#### PROBLEM STATEMENT:
Copy out all lines that carry the word "Debate".

#### DATA SUPPLIED:
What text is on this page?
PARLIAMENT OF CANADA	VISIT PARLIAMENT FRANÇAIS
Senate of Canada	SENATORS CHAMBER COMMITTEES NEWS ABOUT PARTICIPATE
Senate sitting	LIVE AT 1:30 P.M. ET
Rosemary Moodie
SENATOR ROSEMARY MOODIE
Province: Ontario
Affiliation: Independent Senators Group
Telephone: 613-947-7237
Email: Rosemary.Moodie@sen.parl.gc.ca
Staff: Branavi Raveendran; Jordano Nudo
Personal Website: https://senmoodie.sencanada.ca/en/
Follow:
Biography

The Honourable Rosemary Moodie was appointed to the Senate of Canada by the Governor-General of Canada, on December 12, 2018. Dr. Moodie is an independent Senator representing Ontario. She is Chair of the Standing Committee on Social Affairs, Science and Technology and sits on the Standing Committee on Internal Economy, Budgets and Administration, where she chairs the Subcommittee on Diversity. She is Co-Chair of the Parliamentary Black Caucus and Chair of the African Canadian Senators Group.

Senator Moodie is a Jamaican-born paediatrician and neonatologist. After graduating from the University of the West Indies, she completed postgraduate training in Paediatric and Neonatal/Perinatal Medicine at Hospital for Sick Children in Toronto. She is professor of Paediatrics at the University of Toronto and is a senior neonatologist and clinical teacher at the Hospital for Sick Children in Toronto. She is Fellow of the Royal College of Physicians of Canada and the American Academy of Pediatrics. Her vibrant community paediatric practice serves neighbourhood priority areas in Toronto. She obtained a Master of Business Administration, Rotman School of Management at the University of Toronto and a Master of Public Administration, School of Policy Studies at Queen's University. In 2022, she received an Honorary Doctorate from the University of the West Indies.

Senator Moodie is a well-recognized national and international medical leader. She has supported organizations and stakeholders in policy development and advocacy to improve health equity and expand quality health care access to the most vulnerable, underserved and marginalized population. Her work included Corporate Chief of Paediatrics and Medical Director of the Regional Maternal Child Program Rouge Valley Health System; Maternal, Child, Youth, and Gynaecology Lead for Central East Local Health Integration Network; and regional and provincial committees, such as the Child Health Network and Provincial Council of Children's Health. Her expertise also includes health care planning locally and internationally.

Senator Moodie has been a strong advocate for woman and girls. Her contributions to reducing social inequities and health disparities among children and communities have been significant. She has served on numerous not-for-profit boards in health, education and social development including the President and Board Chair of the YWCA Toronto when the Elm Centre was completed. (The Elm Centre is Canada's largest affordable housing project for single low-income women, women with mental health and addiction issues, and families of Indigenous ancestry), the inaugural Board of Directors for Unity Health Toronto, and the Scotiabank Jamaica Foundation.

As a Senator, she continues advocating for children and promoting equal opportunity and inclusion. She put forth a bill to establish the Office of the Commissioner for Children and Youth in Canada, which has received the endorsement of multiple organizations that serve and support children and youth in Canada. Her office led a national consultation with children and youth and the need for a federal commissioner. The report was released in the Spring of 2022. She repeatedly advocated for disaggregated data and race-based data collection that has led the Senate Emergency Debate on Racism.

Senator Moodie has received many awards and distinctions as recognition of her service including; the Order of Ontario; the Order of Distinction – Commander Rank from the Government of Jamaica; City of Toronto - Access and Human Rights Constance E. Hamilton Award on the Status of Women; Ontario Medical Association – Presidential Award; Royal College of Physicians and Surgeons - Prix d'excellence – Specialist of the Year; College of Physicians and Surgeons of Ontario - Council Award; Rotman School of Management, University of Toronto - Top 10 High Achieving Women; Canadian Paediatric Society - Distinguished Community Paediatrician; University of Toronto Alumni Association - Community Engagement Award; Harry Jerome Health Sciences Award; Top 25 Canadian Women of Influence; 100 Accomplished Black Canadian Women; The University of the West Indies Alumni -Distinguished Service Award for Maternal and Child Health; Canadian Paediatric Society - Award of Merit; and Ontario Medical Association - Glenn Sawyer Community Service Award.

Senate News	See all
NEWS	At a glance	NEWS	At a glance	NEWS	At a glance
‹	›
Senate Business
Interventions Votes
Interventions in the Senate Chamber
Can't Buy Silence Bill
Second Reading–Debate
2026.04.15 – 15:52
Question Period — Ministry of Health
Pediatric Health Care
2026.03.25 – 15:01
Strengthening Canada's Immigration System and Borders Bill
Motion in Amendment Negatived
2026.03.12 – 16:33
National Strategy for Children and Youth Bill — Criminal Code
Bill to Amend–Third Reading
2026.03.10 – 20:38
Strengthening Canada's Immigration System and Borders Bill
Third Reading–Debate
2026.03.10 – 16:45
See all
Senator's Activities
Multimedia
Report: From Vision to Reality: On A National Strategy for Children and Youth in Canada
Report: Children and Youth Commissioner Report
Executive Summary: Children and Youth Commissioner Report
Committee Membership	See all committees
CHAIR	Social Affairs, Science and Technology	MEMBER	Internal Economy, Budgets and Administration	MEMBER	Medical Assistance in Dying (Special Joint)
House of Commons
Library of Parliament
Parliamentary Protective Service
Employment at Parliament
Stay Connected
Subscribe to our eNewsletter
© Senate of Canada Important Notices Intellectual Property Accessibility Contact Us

#### EXERCISE ANSWER:
As a Senator, she continues advocating for children and promoting equal opportunity and inclusion. She put forth a bill to establish the Office of the Commissioner for Children and Youth in Canada, which has received the endorsement of multiple organizations that serve and support children and youth in Canada. Her office led a national consultation with children and youth and the need for a federal commissioner. The report was released in the Spring of 2022. She repeatedly advocated for disaggregated data and race-based data collection that has led the Senate Emergency Debate on Racism.
Second Reading–Debate
Third Reading–Debate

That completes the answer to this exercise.